Given task
What follows is a set of records, each of which is to be written out exactly.

Raw data

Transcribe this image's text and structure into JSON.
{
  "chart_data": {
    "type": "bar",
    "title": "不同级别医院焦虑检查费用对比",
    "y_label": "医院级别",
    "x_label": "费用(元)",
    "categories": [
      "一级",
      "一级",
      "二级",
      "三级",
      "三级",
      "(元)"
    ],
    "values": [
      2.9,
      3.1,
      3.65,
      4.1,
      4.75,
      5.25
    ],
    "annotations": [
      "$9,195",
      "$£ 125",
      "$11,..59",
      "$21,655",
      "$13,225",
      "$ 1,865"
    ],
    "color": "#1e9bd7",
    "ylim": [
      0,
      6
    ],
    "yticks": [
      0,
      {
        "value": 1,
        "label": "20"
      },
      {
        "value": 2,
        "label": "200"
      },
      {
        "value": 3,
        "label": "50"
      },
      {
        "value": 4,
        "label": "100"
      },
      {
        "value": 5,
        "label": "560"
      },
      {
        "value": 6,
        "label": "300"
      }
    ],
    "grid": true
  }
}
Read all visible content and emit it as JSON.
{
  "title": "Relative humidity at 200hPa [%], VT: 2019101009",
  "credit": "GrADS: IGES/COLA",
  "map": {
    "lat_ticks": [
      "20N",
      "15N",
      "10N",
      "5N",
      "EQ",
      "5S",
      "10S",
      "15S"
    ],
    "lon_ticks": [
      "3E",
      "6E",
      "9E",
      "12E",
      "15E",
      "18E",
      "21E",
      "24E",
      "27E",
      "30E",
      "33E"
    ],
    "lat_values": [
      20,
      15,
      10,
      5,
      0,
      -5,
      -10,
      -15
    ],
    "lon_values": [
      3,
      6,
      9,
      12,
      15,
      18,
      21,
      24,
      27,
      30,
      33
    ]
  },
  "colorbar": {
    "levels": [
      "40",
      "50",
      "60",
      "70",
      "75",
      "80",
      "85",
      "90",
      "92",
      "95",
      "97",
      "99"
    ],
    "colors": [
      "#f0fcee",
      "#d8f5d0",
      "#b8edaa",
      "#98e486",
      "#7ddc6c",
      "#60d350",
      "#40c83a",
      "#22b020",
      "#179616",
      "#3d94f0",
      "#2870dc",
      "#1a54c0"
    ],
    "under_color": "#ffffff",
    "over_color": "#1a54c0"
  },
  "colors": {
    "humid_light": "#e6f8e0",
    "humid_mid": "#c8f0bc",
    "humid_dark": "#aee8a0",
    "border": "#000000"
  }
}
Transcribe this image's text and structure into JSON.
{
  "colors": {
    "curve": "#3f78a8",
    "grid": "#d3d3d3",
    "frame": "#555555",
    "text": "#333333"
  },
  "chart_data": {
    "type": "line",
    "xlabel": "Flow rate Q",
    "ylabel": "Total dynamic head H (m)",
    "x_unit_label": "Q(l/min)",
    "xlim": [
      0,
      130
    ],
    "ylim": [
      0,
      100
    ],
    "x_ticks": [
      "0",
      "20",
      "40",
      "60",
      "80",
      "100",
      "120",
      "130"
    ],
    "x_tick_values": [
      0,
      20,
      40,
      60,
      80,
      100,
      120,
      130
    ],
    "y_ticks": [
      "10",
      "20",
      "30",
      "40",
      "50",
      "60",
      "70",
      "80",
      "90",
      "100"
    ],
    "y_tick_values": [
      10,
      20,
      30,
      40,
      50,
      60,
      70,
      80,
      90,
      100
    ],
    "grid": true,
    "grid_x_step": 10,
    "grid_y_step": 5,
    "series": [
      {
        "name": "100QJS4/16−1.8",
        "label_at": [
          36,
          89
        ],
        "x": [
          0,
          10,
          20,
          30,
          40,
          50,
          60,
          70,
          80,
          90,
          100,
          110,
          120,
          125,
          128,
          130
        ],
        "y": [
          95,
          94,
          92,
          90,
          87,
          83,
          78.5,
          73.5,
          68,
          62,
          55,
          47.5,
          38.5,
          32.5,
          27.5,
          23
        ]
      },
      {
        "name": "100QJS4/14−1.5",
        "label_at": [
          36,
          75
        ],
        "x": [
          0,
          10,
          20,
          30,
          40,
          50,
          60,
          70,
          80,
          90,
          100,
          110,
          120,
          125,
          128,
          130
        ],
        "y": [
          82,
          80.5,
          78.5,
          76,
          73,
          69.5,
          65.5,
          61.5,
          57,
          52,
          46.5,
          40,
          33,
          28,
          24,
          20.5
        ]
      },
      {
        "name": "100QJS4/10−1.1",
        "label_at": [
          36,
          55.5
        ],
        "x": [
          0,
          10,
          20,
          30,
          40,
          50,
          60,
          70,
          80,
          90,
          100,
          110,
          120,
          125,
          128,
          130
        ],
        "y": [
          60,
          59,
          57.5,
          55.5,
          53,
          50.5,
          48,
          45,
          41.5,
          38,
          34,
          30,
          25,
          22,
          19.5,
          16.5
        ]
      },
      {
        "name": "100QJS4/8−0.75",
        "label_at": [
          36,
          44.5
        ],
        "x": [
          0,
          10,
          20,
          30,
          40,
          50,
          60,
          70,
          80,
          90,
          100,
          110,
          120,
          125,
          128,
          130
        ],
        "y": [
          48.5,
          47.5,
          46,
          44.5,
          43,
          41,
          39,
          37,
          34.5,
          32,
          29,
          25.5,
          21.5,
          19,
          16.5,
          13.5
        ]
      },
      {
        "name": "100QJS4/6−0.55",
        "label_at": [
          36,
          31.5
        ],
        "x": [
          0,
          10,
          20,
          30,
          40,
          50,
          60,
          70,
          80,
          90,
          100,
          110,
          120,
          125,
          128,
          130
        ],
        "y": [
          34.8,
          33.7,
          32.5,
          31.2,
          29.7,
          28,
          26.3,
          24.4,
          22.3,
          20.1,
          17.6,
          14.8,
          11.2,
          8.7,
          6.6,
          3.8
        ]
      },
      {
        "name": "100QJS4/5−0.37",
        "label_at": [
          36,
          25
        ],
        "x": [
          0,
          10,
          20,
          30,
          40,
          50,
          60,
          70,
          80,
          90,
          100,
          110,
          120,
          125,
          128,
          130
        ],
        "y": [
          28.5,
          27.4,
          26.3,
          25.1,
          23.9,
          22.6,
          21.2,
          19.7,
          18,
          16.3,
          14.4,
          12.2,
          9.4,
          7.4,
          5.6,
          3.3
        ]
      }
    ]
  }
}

Solution to this exercise
Transcribe this image's text and structure into JSON.
{
  "chart_data": {
    "type": "bar",
    "title": "不同级别医院焦虑检查费用对比",
    "y_label": "医院级别",
    "x_label": "费用(元)",
    "categories": [
      "一级",
      "一级",
      "二级",
      "三级",
      "三级",
      "(元)"
    ],
    "values": [
      2.9,
      3.1,
      3.65,
      4.1,
      4.75,
      5.25
    ],
    "annotations": [
      "$9,195",
      "$£ 125",
      "$11,..59",
      "$21,655",
      "$13,225",
      "$ 1,865"
    ],
    "color": "#1e9bd7",
    "ylim": [
      0,
      6
    ],
    "yticks": [
      0,
      {
        "value": 1,
        "label": "20"
      },
      {
        "value": 2,
        "label": "200"
      },
      {
        "value": 3,
        "label": "50"
      },
      {
        "value": 4,
        "label": "100"
      },
      {
        "value": 5,
        "label": "560"
      },
      {
        "value": 6,
        "label": "300"
      }
    ],
    "grid": true
  }
}
Read all visible content and emit it as JSON.
{
  "title": "Relative humidity at 200hPa [%], VT: 2019101009",
  "credit": "GrADS: IGES/COLA",
  "map": {
    "lat_ticks": [
      "20N",
      "15N",
      "10N",
      "5N",
      "EQ",
      "5S",
      "10S",
      "15S"
    ],
    "lon_ticks": [
      "3E",
      "6E",
      "9E",
      "12E",
      "15E",
      "18E",
      "21E",
      "24E",
      "27E",
      "30E",
      "33E"
    ],
    "lat_values": [
      20,
      15,
      10,
      5,
      0,
      -5,
      -10,
      -15
    ],
    "lon_values": [
      3,
      6,
      9,
      12,
      15,
      18,
      21,
      24,
      27,
      30,
      33
    ]
  },
  "colorbar": {
    "levels": [
      "40",
      "50",
      "60",
      "70",
      "75",
      "80",
      "85",
      "90",
      "92",
      "95",
      "97",
      "99"
    ],
    "colors": [
      "#f0fcee",
      "#d8f5d0",
      "#b8edaa",
      "#98e486",
      "#7ddc6c",
      "#60d350",
      "#40c83a",
      "#22b020",
      "#179616",
      "#3d94f0",
      "#2870dc",
      "#1a54c0"
    ],
    "under_color": "#ffffff",
    "over_color": "#1a54c0"
  },
  "colors": {
    "humid_light": "#e6f8e0",
    "humid_mid": "#c8f0bc",
    "humid_dark": "#aee8a0",
    "border": "#000000"
  }
}
Transcribe this image's text and structure into JSON.
{
  "colors": {
    "curve": "#3f78a8",
    "grid": "#d3d3d3",
    "frame": "#555555",
    "text": "#333333"
  },
  "chart_data": {
    "type": "line",
    "xlabel": "Flow rate Q",
    "ylabel": "Total dynamic head H (m)",
    "x_unit_label": "Q(l/min)",
    "xlim": [
      0,
      130
    ],
    "ylim": [
      0,
      100
    ],
    "x_ticks": [
      "0",
      "20",
      "40",
      "60",
      "80",
      "100",
      "120",
      "130"
    ],
    "x_tick_values": [
      0,
      20,
      40,
      60,
      80,
      100,
      120,
      130
    ],
    "y_ticks": [
      "10",
      "20",
      "30",
      "40",
      "50",
      "60",
      "70",
      "80",
      "90",
      "100"
    ],
    "y_tick_values": [
      10,
      20,
      30,
      40,
      50,
      60,
      70,
      80,
      90,
      100
    ],
    "grid": true,
    "grid_x_step": 10,
    "grid_y_step": 5,
    "series": [
      {
        "name": "100QJS4/16−1.8",
        "label_at": [
          36,
          89
        ],
        "x": [
          0,
          10,
          20,
          30,
          40,
          50,
          60,
          70,
          80,
          90,
          100,
          110,
          120,
          125,
          128,
          130
        ],
        "y": [
          95,
          94,
          92,
          90,
          87,
          83,
          78.5,
          73.5,
          68,
          62,
          55,
          47.5,
          38.5,
          32.5,
          27.5,
          23
        ]
      },
      {
        "name": "100QJS4/14−1.5",
        "label_at": [
          36,
          75
        ],
        "x": [
          0,
          10,
          20,
          30,
          40,
          50,
          60,
          70,
          80,
          90,
          100,
          110,
          120,
          125,
          128,
          130
        ],
        "y": [
          82,
          80.5,
          78.5,
          76,
          73,
          69.5,
          65.5,
          61.5,
          57,
          52,
          46.5,
          40,
          33,
          28,
          24,
          20.5
        ]
      },
      {
        "name": "100QJS4/10−1.1",
        "label_at": [
          36,
          55.5
        ],
        "x": [
          0,
          10,
          20,
          30,
          40,
          50,
          60,
          70,
          80,
          90,
          100,
          110,
          120,
          125,
          128,
          130
        ],
        "y": [
          60,
          59,
          57.5,
          55.5,
          53,
          50.5,
          48,
          45,
          41.5,
          38,
          34,
          30,
          25,
          22,
          19.5,
          16.5
        ]
      },
      {
        "name": "100QJS4/8−0.75",
        "label_at": [
          36,
          44.5
        ],
        "x": [
          0,
          10,
          20,
          30,
          40,
          50,
          60,
          70,
          80,
          90,
          100,
          110,
          120,
          125,
          128,
          130
        ],
        "y": [
          48.5,
          47.5,
          46,
          44.5,
          43,
          41,
          39,
          37,
          34.5,
          32,
          29,
          25.5,
          21.5,
          19,
          16.5,
          13.5
        ]
      },
      {
        "name": "100QJS4/6−0.55",
        "label_at": [
          36,
          31.5
        ],
        "x": [
          0,
          10,
          20,
          30,
          40,
          50,
          60,
          70,
          80,
          90,
          100,
          110,
          120,
          125,
          128,
          130
        ],
        "y": [
          34.8,
          33.7,
          32.5,
          31.2,
          29.7,
          28,
          26.3,
          24.4,
          22.3,
          20.1,
          17.6,
          14.8,
          11.2,
          8.7,
          6.6,
          3.8
        ]
      },
      {
        "name": "100QJS4/5−0.37",
        "label_at": [
          36,
          25
        ],
        "x": [
          0,
          10,
          20,
          30,
          40,
          50,
          60,
          70,
          80,
          90,
          100,
          110,
          120,
          125,
          128,
          130
        ],
        "y": [
          28.5,
          27.4,
          26.3,
          25.1,
          23.9,
          22.6,
          21.2,
          19.7,
          18,
          16.3,
          14.4,
          12.2,
          9.4,
          7.4,
          5.6,
          3.3
        ]
      }
    ]
  }
}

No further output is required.